[Written exercise] Using the data below, gather each line that includes the word "structured".

start Dataset entries

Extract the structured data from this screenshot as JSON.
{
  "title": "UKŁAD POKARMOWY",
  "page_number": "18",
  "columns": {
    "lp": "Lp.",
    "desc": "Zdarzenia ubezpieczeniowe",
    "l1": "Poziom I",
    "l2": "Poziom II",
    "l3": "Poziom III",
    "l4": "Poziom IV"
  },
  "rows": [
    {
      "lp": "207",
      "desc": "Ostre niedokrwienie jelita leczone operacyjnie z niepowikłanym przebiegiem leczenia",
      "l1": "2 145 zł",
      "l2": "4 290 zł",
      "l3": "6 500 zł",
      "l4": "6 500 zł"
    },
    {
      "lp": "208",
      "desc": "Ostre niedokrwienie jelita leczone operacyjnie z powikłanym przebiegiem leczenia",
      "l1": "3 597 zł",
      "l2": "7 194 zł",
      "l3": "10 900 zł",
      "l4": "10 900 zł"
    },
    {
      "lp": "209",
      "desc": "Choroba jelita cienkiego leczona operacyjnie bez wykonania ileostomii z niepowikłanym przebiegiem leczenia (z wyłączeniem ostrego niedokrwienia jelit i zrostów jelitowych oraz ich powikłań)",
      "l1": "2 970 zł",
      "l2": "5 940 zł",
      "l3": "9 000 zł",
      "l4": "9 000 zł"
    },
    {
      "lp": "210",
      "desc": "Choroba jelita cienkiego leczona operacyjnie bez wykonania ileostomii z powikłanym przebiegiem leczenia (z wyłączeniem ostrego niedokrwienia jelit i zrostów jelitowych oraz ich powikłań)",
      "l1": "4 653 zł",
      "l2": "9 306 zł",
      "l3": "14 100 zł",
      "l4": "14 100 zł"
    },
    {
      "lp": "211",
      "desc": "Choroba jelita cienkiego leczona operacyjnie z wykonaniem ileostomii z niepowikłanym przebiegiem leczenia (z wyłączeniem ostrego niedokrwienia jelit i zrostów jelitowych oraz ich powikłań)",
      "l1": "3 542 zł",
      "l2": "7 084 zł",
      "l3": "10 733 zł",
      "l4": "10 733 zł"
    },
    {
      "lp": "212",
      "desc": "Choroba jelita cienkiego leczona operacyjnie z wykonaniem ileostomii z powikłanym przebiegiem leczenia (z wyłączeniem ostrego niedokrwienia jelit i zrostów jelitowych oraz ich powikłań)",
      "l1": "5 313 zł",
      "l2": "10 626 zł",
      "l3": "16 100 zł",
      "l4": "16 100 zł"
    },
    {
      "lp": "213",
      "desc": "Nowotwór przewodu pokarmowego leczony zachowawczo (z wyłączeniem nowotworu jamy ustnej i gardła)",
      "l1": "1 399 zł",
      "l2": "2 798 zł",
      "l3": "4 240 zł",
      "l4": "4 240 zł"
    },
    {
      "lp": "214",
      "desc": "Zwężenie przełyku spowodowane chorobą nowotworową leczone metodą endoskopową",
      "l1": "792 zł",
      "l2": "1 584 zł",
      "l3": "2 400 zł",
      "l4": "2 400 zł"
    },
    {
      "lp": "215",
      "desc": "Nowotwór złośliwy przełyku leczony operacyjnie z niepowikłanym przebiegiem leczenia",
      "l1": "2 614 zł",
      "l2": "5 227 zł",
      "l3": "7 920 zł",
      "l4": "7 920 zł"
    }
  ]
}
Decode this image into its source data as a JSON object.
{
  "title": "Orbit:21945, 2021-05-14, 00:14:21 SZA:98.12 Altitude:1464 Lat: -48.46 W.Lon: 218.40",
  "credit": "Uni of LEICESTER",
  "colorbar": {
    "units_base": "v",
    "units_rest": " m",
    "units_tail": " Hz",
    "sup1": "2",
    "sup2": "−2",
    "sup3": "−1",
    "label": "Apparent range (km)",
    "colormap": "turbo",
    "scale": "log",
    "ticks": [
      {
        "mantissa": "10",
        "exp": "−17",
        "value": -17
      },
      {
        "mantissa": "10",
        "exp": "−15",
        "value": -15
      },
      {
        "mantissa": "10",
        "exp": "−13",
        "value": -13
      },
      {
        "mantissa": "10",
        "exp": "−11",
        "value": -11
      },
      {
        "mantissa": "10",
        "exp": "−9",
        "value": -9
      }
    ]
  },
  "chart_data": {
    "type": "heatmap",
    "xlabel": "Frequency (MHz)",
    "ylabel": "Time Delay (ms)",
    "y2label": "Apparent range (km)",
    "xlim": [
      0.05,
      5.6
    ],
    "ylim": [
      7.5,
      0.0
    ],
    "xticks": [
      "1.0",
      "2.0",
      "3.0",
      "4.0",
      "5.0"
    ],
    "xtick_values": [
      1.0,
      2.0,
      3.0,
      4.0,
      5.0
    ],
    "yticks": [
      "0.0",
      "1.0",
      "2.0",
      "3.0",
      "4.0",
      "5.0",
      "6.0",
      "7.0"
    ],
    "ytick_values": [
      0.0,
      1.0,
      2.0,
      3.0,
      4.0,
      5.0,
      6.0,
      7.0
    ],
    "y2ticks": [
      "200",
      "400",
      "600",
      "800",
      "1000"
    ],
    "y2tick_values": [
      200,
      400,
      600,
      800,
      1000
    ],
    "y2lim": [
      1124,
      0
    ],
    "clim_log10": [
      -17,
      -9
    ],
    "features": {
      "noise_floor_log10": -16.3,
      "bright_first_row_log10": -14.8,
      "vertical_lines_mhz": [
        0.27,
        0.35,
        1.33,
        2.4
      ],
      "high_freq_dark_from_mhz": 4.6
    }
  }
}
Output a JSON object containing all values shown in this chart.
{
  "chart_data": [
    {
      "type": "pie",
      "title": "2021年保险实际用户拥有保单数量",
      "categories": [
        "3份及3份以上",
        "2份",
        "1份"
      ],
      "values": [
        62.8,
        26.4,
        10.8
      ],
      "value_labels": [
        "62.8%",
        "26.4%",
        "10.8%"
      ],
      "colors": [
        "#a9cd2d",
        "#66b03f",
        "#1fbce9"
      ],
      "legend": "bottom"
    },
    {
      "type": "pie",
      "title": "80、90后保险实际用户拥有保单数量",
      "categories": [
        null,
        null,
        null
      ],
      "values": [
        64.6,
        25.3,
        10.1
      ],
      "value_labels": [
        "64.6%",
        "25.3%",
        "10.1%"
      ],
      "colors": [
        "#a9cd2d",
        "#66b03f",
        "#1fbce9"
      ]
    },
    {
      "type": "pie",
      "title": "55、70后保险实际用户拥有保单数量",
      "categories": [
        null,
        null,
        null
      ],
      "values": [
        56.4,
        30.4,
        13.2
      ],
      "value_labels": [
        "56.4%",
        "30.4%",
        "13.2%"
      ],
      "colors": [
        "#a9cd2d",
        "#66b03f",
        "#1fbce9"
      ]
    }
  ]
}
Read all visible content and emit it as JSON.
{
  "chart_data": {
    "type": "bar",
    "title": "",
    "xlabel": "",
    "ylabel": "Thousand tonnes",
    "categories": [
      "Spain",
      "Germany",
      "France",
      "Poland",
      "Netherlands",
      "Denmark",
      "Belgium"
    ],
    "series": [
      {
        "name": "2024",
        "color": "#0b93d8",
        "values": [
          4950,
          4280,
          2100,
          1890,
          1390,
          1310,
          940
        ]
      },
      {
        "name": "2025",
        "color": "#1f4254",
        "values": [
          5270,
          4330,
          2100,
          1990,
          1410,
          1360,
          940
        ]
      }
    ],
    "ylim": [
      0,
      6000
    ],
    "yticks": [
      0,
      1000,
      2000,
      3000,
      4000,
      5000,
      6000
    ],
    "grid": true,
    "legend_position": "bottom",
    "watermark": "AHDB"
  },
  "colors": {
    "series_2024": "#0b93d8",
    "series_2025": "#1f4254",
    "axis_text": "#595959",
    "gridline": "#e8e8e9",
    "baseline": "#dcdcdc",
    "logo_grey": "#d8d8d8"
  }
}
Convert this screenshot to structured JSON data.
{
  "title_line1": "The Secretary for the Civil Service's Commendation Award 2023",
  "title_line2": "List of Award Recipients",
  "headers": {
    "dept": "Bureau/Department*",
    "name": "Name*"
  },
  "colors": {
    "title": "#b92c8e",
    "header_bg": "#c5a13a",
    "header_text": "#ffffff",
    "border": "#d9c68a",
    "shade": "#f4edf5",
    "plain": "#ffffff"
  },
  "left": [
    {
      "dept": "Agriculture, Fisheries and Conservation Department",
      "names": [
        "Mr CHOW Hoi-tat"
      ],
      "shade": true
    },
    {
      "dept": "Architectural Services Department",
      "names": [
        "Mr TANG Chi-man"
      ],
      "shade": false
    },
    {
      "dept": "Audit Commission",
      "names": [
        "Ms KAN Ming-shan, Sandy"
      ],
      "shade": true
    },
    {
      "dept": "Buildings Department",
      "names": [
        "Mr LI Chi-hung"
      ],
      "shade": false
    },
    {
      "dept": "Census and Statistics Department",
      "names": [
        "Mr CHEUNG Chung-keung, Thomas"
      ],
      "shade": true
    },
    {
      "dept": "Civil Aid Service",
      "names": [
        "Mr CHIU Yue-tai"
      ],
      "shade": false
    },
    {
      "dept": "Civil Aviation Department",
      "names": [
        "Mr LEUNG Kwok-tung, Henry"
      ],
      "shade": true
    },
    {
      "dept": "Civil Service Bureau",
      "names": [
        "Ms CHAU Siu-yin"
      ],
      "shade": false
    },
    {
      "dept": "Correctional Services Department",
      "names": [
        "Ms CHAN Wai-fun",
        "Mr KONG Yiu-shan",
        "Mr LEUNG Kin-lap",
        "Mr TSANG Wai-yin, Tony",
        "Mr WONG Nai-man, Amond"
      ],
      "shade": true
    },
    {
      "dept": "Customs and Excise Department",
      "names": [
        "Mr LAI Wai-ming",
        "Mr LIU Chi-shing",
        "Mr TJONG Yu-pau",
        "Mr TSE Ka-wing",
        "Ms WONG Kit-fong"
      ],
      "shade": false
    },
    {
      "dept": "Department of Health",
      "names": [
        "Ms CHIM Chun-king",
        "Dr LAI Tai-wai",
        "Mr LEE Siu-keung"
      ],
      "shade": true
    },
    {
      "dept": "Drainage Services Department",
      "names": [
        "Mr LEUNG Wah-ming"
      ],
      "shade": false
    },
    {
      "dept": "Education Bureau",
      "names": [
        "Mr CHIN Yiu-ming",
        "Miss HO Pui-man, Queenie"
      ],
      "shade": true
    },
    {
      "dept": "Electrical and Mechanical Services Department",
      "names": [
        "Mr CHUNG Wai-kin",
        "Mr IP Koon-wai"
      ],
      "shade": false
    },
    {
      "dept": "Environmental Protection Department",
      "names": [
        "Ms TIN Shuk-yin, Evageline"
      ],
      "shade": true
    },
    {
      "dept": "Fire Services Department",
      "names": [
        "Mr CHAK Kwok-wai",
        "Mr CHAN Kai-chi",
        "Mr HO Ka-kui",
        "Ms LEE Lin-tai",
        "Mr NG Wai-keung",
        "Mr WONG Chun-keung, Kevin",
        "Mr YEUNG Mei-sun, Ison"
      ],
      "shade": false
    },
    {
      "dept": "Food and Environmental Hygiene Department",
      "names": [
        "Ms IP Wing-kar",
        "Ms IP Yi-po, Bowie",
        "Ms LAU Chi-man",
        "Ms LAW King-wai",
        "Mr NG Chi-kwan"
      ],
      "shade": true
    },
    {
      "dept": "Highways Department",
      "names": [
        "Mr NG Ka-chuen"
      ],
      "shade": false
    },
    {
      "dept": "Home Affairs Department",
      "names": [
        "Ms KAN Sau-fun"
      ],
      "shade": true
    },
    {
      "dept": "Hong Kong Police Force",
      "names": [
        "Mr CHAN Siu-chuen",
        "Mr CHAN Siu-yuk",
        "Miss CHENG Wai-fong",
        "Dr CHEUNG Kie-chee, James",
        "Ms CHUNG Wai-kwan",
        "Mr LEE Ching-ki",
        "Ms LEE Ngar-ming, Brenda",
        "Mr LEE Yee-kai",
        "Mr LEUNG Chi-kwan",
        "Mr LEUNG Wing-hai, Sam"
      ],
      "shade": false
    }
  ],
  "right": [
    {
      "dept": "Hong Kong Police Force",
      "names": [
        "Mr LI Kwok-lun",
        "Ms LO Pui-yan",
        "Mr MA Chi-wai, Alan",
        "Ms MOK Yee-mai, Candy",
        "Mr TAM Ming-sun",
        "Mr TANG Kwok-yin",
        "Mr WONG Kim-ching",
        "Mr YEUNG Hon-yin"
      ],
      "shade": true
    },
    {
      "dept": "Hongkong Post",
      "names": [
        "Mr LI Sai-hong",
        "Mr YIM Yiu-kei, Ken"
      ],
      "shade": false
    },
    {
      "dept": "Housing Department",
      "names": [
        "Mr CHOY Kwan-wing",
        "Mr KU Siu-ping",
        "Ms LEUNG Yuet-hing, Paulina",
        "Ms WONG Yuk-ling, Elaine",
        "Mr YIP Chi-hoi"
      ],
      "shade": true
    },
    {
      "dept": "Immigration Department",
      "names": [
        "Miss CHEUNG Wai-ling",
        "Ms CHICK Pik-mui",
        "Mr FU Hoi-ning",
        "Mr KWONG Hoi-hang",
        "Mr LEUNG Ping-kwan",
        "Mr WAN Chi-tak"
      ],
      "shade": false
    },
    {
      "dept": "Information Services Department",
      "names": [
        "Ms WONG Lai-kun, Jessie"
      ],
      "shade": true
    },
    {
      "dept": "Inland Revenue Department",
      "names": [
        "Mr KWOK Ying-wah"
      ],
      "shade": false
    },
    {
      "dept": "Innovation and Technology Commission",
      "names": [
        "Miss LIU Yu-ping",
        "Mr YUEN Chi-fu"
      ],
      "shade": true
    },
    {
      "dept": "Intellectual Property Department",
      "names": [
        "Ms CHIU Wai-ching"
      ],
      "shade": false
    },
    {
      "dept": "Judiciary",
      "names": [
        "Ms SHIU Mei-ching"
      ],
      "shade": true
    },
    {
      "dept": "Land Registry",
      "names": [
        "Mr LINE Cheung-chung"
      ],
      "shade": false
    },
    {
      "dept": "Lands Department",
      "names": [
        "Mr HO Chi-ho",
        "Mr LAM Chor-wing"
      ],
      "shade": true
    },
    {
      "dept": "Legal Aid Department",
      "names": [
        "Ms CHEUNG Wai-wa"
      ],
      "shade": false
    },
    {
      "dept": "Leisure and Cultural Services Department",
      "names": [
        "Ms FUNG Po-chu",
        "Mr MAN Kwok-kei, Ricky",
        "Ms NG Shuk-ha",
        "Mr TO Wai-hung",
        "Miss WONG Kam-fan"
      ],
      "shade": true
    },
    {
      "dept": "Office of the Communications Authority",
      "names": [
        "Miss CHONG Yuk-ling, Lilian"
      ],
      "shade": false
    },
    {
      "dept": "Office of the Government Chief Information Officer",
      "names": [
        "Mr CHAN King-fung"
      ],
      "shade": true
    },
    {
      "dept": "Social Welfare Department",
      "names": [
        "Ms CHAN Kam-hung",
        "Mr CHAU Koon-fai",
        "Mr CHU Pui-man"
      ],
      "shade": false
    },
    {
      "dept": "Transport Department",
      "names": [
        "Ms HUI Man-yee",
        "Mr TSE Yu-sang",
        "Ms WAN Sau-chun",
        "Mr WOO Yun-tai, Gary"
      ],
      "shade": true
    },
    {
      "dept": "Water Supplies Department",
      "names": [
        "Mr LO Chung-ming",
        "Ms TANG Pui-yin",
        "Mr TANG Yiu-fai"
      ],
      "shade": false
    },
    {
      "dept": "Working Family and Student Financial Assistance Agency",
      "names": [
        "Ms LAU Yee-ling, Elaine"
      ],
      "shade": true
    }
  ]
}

end Dataset entries

[Finished answer]
Extract the structured data from this screenshot as JSON.
Convert this screenshot to structured JSON data.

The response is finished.